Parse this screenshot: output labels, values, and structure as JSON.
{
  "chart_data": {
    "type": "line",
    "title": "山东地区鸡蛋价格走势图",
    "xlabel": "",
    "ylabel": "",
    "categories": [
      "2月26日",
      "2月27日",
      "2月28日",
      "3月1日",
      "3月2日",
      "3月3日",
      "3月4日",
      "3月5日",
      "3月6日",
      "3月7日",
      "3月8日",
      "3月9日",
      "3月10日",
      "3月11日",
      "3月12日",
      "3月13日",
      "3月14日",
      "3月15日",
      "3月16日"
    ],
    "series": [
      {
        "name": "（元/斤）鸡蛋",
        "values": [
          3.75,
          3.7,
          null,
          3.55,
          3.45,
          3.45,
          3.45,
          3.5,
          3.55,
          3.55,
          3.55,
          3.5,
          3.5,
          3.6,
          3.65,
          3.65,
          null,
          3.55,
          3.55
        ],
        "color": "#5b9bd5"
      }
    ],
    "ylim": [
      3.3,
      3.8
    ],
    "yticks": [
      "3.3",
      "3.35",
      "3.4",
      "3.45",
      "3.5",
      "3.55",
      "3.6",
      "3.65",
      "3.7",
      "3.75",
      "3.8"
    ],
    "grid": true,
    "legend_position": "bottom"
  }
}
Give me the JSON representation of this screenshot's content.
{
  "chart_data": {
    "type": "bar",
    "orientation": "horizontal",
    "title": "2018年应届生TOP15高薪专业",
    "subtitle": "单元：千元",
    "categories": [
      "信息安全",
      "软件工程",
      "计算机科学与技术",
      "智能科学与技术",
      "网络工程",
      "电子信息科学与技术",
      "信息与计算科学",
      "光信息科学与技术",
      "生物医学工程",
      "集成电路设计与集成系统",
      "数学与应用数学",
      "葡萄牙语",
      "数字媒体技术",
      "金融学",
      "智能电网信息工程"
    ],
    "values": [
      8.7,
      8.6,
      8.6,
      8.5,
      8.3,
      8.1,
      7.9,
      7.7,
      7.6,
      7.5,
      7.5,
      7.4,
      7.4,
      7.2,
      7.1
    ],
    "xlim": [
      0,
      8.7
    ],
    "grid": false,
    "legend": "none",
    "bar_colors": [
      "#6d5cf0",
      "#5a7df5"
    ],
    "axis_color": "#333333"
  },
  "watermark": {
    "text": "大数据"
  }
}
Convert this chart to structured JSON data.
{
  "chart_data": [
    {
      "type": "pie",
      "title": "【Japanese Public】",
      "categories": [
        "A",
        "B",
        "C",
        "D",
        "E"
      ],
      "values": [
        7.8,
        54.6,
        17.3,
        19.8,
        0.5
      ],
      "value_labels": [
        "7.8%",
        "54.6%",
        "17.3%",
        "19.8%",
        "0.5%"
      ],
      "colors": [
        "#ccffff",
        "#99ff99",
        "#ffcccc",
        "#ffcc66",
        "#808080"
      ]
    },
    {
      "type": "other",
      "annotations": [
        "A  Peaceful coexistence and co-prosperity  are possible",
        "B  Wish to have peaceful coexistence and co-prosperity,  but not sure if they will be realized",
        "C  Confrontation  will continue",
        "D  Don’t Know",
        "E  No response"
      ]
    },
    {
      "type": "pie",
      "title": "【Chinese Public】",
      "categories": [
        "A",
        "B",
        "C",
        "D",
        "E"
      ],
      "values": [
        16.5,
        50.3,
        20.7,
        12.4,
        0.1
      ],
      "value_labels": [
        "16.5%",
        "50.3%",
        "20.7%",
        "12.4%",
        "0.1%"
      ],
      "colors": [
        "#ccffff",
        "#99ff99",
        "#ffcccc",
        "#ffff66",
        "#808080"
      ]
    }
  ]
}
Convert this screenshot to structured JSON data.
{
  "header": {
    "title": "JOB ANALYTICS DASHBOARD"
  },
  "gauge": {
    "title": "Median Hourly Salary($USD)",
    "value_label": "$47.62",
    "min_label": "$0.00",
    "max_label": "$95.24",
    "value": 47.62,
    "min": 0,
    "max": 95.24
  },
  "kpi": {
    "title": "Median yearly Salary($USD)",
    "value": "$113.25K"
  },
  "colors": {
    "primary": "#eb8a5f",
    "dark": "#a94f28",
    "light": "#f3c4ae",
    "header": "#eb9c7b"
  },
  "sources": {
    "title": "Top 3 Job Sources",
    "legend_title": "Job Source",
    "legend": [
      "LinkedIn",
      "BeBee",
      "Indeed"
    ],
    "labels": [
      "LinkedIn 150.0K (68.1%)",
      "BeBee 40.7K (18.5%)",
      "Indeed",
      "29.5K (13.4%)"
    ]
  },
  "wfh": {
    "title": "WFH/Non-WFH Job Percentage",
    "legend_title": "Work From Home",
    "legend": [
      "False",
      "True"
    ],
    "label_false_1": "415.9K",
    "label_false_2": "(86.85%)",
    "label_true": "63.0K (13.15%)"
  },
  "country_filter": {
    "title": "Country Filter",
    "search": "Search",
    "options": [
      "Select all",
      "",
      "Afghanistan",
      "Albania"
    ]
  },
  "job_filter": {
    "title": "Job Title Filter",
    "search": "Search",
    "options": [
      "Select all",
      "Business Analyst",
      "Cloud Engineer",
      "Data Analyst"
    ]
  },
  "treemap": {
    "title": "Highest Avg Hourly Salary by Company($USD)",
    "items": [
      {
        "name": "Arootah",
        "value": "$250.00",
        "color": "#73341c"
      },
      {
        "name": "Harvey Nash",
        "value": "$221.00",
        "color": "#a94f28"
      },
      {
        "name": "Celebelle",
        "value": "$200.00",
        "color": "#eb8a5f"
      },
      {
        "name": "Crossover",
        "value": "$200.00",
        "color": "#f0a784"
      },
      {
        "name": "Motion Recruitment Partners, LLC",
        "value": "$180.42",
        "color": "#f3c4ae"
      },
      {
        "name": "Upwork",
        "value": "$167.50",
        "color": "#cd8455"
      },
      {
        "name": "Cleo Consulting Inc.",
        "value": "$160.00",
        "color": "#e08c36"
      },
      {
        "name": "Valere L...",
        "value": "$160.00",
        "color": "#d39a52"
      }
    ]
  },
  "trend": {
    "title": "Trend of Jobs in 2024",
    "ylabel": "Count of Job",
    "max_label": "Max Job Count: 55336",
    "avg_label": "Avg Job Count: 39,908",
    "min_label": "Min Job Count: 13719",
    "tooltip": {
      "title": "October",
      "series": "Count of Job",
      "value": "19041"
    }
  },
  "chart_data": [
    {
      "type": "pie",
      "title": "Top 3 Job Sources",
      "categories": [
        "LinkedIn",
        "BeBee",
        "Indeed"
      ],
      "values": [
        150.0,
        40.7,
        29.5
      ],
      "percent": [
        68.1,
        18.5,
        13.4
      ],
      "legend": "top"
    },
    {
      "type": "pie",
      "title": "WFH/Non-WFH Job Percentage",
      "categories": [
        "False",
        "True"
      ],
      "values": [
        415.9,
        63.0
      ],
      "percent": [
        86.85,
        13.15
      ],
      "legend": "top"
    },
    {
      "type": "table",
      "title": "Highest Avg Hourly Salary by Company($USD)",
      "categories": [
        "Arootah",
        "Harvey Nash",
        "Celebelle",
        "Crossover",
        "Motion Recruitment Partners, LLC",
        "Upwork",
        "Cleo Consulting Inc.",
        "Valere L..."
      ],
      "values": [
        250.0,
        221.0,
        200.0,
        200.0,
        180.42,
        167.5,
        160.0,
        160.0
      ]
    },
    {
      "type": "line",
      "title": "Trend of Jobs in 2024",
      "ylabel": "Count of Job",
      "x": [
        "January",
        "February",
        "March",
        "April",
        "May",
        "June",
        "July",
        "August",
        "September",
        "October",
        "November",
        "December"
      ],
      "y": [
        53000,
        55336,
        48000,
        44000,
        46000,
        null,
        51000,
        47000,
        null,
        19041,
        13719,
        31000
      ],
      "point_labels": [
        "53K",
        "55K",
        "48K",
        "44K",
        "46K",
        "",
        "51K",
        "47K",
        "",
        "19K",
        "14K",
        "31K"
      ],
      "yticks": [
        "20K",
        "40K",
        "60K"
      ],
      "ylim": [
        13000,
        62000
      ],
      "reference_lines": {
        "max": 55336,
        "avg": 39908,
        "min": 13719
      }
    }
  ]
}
####################
Written task:
Single out each line of the records above with the string "structured" in it, and copy it.

Exercise result:
Convert this chart to structured JSON data.
Convert this screenshot to structured JSON data.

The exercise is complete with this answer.